The shrinkage curves of potato slices under different pretreatment conditions during drying process are shown in Figure 4I–III, and the results of the analysis of variance of the dried potato slices are shown in Figure 4IV. It can be seen that the shrinkage of the potato slices mainly took place at the early drying stage, and gradually slowed down in the later drying stage. It has been reported that the shrinkage at the initial stage of drying is approximately equal to the volume of moisture lost, while in the middle and late drying stages, with the fixation of the “skeleton”, the shrinkage becomes slow [45].
As shown in Figure 4I, the blanching time had a great influence on the shrinkage of the potato slices. The shrinkage of the dried potato slices at 30, 60, and 90 s were 53.97%, 44.67%, and 42.27%, respectively, which decreased by 2.83%, 19.57%, and 23.89% compared with the untreated samples (55.54%). This was because the blanching caused the cell walls to collapse [46], which reduced the effect of surface stress. Mahiuddin et al. [47] also reported that the destruction of the cell structure has an effect on the shrinkage properties of materials.

• [Entries supplied]:

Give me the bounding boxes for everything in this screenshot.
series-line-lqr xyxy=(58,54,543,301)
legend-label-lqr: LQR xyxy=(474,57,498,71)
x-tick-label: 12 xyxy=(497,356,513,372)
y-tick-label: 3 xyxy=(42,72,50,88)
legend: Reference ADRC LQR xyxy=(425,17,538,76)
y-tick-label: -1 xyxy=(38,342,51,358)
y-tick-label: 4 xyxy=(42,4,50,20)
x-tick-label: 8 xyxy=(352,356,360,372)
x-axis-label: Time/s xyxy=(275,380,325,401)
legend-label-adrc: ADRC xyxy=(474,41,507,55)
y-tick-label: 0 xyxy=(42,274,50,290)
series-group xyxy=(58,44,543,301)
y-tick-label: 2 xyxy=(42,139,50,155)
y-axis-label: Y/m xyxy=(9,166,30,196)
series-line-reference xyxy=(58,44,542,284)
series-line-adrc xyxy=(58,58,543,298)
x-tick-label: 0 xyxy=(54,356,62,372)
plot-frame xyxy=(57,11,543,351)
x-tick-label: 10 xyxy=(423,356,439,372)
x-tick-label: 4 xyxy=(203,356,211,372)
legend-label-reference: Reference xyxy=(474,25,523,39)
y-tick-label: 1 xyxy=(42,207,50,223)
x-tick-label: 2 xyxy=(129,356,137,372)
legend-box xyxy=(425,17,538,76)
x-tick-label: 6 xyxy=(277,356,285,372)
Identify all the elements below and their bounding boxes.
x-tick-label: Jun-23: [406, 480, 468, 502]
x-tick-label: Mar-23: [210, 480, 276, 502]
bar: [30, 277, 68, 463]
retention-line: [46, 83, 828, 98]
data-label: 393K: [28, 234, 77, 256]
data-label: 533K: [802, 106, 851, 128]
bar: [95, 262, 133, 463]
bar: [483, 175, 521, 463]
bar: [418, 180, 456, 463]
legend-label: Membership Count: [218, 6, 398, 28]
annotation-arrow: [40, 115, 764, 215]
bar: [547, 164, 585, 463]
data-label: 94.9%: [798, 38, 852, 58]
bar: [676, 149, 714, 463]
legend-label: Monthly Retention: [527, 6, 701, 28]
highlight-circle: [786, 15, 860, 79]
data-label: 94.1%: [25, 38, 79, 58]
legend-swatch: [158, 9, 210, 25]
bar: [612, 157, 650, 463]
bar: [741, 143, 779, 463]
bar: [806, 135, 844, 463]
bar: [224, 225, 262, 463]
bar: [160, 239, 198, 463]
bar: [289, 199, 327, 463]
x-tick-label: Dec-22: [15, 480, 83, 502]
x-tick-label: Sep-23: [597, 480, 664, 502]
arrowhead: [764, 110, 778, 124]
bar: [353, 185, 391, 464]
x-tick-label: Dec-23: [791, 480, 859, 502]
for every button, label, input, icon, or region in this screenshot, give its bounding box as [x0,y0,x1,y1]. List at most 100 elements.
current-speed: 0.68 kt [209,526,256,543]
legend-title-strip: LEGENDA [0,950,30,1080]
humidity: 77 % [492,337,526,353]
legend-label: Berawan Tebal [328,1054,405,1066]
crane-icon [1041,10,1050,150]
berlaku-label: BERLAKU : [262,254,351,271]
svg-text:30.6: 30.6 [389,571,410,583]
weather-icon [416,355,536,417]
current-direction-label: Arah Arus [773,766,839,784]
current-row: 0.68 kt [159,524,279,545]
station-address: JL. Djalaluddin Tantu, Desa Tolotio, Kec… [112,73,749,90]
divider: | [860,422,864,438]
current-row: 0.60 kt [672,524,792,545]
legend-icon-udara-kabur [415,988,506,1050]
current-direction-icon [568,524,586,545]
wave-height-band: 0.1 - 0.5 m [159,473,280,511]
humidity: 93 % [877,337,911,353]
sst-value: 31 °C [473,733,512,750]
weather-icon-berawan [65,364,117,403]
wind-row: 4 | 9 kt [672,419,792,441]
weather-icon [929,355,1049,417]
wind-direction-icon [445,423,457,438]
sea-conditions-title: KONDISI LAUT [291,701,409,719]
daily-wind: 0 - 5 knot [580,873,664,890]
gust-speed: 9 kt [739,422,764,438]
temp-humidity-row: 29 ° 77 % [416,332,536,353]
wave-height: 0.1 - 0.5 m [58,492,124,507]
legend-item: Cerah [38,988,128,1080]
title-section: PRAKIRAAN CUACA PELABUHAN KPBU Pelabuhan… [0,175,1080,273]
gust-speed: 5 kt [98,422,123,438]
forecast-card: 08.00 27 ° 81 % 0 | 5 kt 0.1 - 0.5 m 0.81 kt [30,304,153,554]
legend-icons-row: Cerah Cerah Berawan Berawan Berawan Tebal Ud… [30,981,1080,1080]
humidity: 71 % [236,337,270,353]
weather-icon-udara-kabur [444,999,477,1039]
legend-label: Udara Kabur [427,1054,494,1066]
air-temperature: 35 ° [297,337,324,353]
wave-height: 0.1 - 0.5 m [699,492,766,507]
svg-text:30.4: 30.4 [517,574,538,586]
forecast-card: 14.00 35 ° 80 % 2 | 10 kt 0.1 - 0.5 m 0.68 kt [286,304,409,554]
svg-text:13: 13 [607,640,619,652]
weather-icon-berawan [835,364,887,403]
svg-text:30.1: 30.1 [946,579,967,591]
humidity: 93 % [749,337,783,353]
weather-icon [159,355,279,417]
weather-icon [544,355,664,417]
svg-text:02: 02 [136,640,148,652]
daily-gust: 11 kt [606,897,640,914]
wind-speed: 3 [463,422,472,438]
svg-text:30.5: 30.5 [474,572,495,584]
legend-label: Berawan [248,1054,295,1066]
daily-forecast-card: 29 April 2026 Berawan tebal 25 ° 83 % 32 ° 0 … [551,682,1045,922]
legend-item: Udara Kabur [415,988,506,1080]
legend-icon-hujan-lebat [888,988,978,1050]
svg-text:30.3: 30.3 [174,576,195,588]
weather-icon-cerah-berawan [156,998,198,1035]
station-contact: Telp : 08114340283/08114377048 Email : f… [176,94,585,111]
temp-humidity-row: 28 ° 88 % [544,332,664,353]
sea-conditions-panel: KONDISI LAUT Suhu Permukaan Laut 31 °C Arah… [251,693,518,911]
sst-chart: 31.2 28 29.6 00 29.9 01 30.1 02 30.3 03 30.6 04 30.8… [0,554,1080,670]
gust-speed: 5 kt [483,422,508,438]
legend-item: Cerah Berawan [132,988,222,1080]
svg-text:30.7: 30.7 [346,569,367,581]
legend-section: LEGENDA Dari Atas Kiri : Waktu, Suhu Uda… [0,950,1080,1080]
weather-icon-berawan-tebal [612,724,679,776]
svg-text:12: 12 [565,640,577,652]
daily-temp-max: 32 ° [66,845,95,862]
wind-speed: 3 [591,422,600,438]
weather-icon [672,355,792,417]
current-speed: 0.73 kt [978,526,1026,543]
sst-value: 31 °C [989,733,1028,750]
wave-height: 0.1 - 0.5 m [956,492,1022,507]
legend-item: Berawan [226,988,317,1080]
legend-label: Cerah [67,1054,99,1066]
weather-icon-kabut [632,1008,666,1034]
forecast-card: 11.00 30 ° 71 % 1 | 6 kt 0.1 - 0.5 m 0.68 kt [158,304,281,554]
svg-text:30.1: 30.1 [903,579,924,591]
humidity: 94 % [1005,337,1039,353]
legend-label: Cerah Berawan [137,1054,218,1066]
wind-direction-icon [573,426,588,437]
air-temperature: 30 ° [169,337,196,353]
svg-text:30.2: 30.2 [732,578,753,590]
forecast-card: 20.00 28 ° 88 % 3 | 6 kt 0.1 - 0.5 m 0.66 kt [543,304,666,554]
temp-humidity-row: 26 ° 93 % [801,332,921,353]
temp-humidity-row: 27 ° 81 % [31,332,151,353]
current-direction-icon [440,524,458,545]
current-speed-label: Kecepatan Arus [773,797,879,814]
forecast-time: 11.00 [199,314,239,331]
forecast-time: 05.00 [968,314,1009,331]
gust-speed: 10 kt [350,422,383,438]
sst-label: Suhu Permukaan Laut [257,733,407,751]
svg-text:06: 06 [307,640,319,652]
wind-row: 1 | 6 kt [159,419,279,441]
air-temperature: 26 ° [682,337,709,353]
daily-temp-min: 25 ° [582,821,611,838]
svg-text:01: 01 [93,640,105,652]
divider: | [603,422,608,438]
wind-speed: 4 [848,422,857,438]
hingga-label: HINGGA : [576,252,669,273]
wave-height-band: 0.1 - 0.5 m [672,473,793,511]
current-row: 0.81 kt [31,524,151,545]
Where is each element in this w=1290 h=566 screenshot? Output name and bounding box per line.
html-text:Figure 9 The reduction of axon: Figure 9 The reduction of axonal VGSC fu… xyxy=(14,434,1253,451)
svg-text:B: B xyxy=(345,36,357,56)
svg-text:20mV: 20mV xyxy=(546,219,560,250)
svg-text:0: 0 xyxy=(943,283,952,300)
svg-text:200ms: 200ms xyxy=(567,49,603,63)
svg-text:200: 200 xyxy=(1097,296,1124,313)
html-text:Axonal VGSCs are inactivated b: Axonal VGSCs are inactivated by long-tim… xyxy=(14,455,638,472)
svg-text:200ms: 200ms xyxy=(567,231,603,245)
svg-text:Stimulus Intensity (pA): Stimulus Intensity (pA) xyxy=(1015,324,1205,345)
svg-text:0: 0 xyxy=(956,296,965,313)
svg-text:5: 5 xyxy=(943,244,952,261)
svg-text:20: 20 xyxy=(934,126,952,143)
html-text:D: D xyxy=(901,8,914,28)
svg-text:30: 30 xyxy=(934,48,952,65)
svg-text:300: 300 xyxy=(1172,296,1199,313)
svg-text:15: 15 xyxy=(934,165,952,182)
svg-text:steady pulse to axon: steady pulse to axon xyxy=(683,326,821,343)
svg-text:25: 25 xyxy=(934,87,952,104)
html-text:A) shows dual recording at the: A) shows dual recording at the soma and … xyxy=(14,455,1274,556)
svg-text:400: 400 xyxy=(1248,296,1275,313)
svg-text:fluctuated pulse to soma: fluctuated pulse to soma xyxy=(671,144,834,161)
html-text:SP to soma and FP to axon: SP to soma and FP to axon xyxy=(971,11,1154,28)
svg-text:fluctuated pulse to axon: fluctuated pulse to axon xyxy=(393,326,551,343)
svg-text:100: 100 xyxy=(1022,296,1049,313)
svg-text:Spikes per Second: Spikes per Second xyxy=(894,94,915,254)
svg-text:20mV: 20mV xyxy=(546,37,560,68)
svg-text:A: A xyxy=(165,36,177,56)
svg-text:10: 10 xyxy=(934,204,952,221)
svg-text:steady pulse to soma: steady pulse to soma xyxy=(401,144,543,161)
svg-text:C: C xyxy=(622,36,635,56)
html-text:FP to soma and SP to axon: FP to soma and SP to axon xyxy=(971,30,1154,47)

• [Work instructions]:
[a] In the passage on potato slice shrinkage, what was the shrinkage of the untreated samples?
[b] From the passage on potato slice shrinkage, copy the stretch from "As shown in" through "properties of materials.".
[c] Continue the passage on potato slice shrinkage from the point where it stops.

• [Answers to each task]:
[a] 55.54%

[b]
As shown in Figure 4I, the blanching time had a great influence on the shrinkage of the potato slices. The shrinkage of the dried potato slices at 30, 60, and 90 s were 53.97%, 44.67%, and 42.27%, respectively, which decreased by 2.83%, 19.57%, and 23.89% compared with the untreated samples (55.54%). This was because the blanching caused the cell walls to collapse [46], which reduced the effect of surface stress. Mahiuddin et al. [47] also reported that the destruction of the cell structure has an effect on the shrinkage properties of materials.

[c]
Figure 4II indicates the shrinkage of the potato slices by saline immersion under different solution concentrations. It can be seen that the saline immersion pretreatment had a great influence on the shrinkage of the dried potato slices. The shrinkage of the potato slices decreased with the increase in the salt solution concentration. The potato slices had minimal shrinkage when the salt solution concentration reached 20%, which caused a decrease of 42.69% compared to the untreated sample. Fante et al. [48] found that an increase in sucrose solution concentration led to a decrease in the shrinkage of dried plum slices in the drying process. This may be due to the fact that salt or sucrose particles can fill the space left by the removal of moisture in the material, which would support the skeleton structure of the material to a certain extent.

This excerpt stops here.